### Aim of the task
Find every line in the records below that holds the word "your", and copy each one.

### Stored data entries

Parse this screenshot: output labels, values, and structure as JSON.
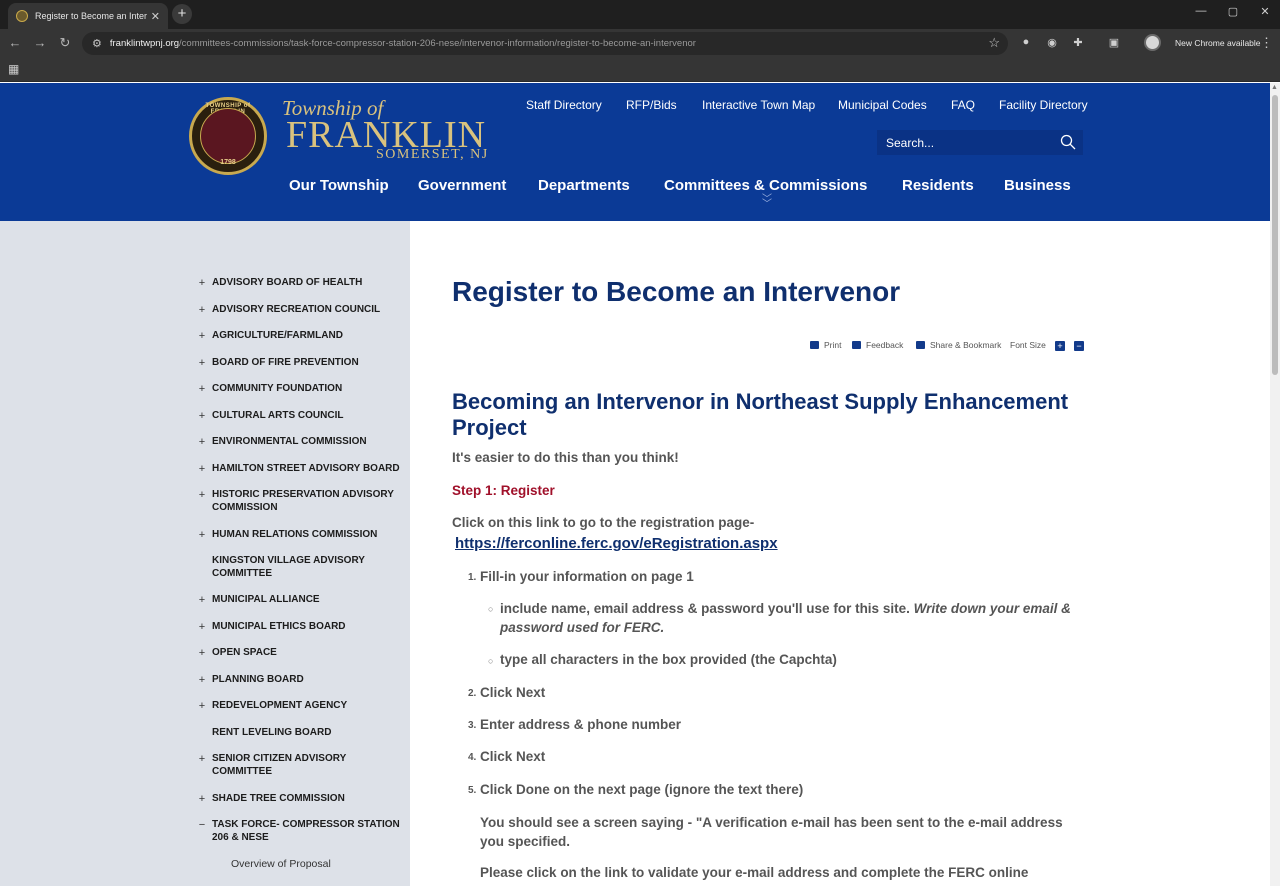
{
  "browser": {
    "tab_title": "Register to Become an Intervenor",
    "url_domain": "franklintwpnj.org",
    "url_path": "/committees-commissions/task-force-compressor-station-206-nese/intervenor-information/register-to-become-an-intervenor",
    "new_chrome_label": "New Chrome available"
  },
  "header": {
    "logo_township": "Township of",
    "logo_franklin": "FRANKLIN",
    "logo_somerset": "SOMERSET, NJ",
    "seal_text": "TOWNSHIP of FRANKLIN",
    "seal_year": "1798",
    "utility_links": [
      "Staff Directory",
      "RFP/Bids",
      "Interactive Town Map",
      "Municipal Codes",
      "FAQ",
      "Facility Directory"
    ],
    "search_placeholder": "Search...",
    "main_nav": [
      "Our Township",
      "Government",
      "Departments",
      "Committees & Commissions",
      "Residents",
      "Business"
    ]
  },
  "sidebar": {
    "items": [
      {
        "label": "ADVISORY BOARD OF HEALTH",
        "marker": "+"
      },
      {
        "label": "ADVISORY RECREATION COUNCIL",
        "marker": "+"
      },
      {
        "label": "AGRICULTURE/FARMLAND",
        "marker": "+"
      },
      {
        "label": "BOARD OF FIRE PREVENTION",
        "marker": "+"
      },
      {
        "label": "COMMUNITY FOUNDATION",
        "marker": "+"
      },
      {
        "label": "CULTURAL ARTS COUNCIL",
        "marker": "+"
      },
      {
        "label": "ENVIRONMENTAL COMMISSION",
        "marker": "+"
      },
      {
        "label": "HAMILTON STREET ADVISORY BOARD",
        "marker": "+"
      },
      {
        "label": "HISTORIC PRESERVATION ADVISORY COMMISSION",
        "marker": "+"
      },
      {
        "label": "HUMAN RELATIONS COMMISSION",
        "marker": "+"
      },
      {
        "label": "KINGSTON VILLAGE ADVISORY COMMITTEE",
        "marker": ""
      },
      {
        "label": "MUNICIPAL ALLIANCE",
        "marker": "+"
      },
      {
        "label": "MUNICIPAL ETHICS BOARD",
        "marker": "+"
      },
      {
        "label": "OPEN SPACE",
        "marker": "+"
      },
      {
        "label": "PLANNING BOARD",
        "marker": "+"
      },
      {
        "label": "REDEVELOPMENT AGENCY",
        "marker": "+"
      },
      {
        "label": "RENT LEVELING BOARD",
        "marker": ""
      },
      {
        "label": "SENIOR CITIZEN ADVISORY COMMITTEE",
        "marker": "+"
      },
      {
        "label": "SHADE TREE COMMISSION",
        "marker": "+"
      },
      {
        "label": "TASK FORCE- COMPRESSOR STATION 206 & NESE",
        "marker": "−"
      }
    ],
    "sub_item": "Overview of Proposal"
  },
  "page": {
    "title": "Register to Become an Intervenor",
    "tools": {
      "print": "Print",
      "feedback": "Feedback",
      "share": "Share & Bookmark",
      "font_size": "Font Size",
      "plus": "+",
      "minus": "−"
    },
    "heading": "Becoming an Intervenor in Northeast Supply Enhancement Project",
    "intro": "It's easier to do this than you think!",
    "step1": "Step 1: Register",
    "click_link_text": "Click on this link to go to the registration page-",
    "registration_url": "https://ferconline.ferc.gov/eRegistration.aspx",
    "steps": [
      "Fill-in your information on page 1",
      "Click Next",
      "Enter address & phone number",
      "Click Next",
      "Click Done on the next page (ignore the text there)"
    ],
    "step_numbers": [
      "1.",
      "2.",
      "3.",
      "4.",
      "5."
    ],
    "sub_bullet_1": "include name, email address & password you'll use for this site. ",
    "sub_bullet_1_italic": "Write down your email & password used for FERC.",
    "sub_bullet_2": "type all characters in the box provided (the Capchta)",
    "verification_text": "You should see a screen saying - \"A verification e-mail has been sent to the e-mail address you specified.",
    "validate_text": "Please click on the link to validate your e-mail address and complete the FERC online"
  }
}
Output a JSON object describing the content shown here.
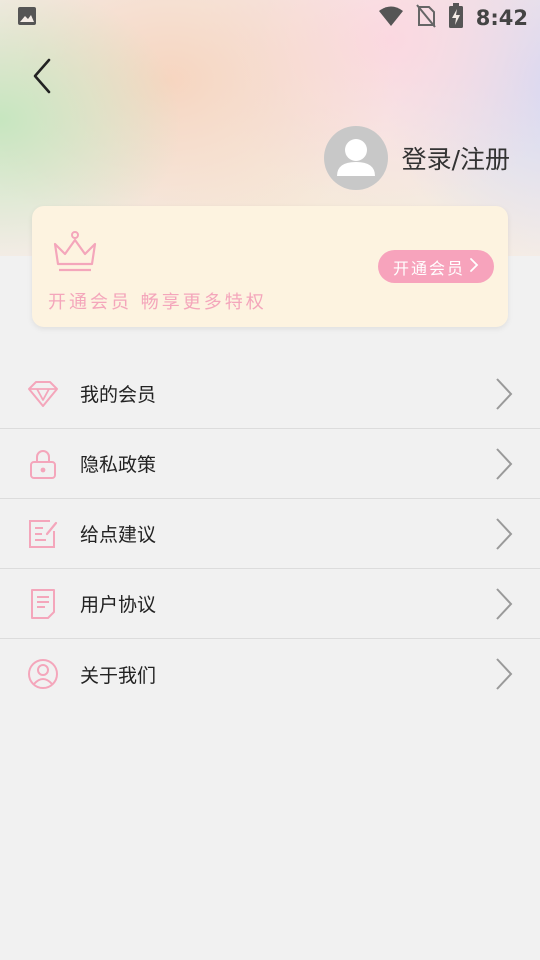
{
  "status_bar": {
    "time": "8:42",
    "icons": [
      "image-icon",
      "wifi-icon",
      "no-sim-icon",
      "battery-charging-icon"
    ]
  },
  "header": {
    "back_icon": "chevron-left-icon",
    "login_label": "登录/注册",
    "avatar_icon": "user-avatar-icon"
  },
  "vip_card": {
    "icon": "crown-icon",
    "slogan": "开通会员 畅享更多特权",
    "button_label": "开通会员"
  },
  "menu": [
    {
      "label": "我的会员",
      "icon": "diamond-icon"
    },
    {
      "label": "隐私政策",
      "icon": "lock-icon"
    },
    {
      "label": "给点建议",
      "icon": "edit-icon"
    },
    {
      "label": "用户协议",
      "icon": "document-icon"
    },
    {
      "label": "关于我们",
      "icon": "person-circle-icon"
    }
  ],
  "colors": {
    "accent_pink": "#f7a3bc",
    "card_bg": "#fdf3e0",
    "page_bg": "#f1f1f1",
    "arrow_gray": "#9a9a9a"
  }
}
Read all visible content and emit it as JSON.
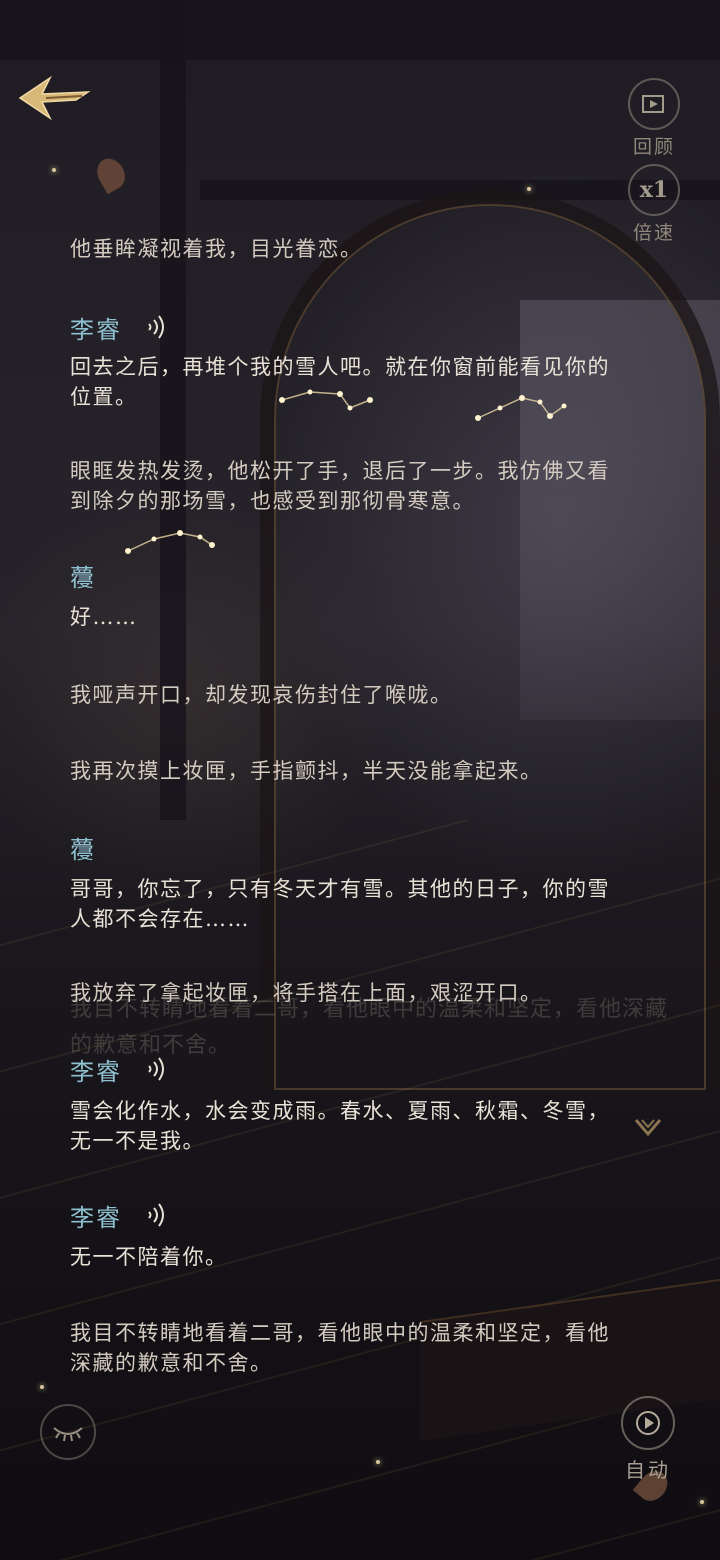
{
  "controls": {
    "back_icon": "back-arrow-icon",
    "review_label": "回顾",
    "speed_value": "x1",
    "speed_label": "倍速",
    "auto_label": "自动"
  },
  "dialogue": [
    {
      "type": "narration",
      "text": "他垂眸凝视着我，目光眷恋。"
    },
    {
      "type": "speech",
      "speaker": "李睿",
      "voice": true,
      "text": "回去之后，再堆个我的雪人吧。就在你窗前能看见你的位置。"
    },
    {
      "type": "narration",
      "text": "眼眶发热发烫，他松开了手，退后了一步。我仿佛又看到除夕的那场雪，也感受到那彻骨寒意。"
    },
    {
      "type": "speech",
      "speaker": "蘉",
      "voice": false,
      "text": "好……"
    },
    {
      "type": "narration",
      "text": "我哑声开口，却发现哀伤封住了喉咙。"
    },
    {
      "type": "narration",
      "text": "我再次摸上妆匣，手指颤抖，半天没能拿起来。"
    },
    {
      "type": "speech",
      "speaker": "蘉",
      "voice": false,
      "text": "哥哥，你忘了，只有冬天才有雪。其他的日子，你的雪人都不会存在……"
    },
    {
      "type": "narration",
      "text": "我放弃了拿起妆匣，将手搭在上面，艰涩开口。"
    },
    {
      "type": "speech",
      "speaker": "李睿",
      "voice": true,
      "text": "雪会化作水，水会变成雨。春水、夏雨、秋霜、冬雪，无一不是我。"
    },
    {
      "type": "speech",
      "speaker": "李睿",
      "voice": true,
      "text": "无一不陪着你。"
    },
    {
      "type": "narration",
      "text": "我目不转睛地看着二哥，看他眼中的温柔和坚定，看他深藏的歉意和不舍。"
    }
  ],
  "ghost_text": "我目不转睛地看着二哥，看他眼中的温柔和坚定，看他深藏的歉意和不舍。",
  "colors": {
    "speaker": "#8ec0cf",
    "text": "#e8e1d6",
    "accent_gold": "#d8b878"
  }
}
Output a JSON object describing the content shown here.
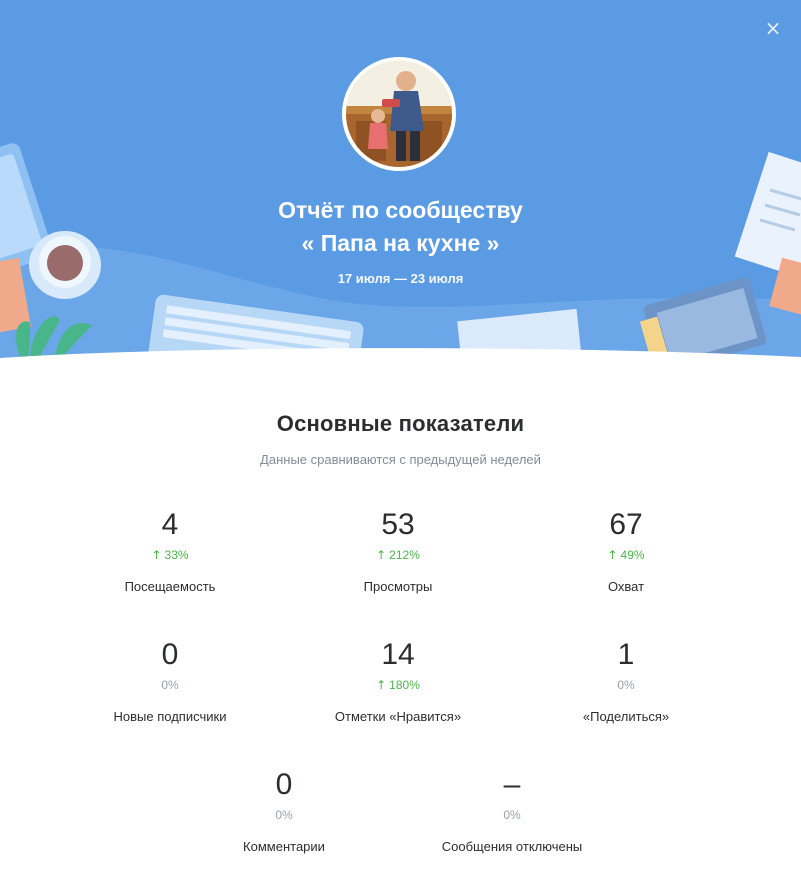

### Solution to the exercise
      "Fill-in your information on page 1",
    "sub_bullet_1_italic": "Write down your email & password used for FERC.",
    "validate_text": "Please click on the link to validate your e-mail address and complete the FERC online"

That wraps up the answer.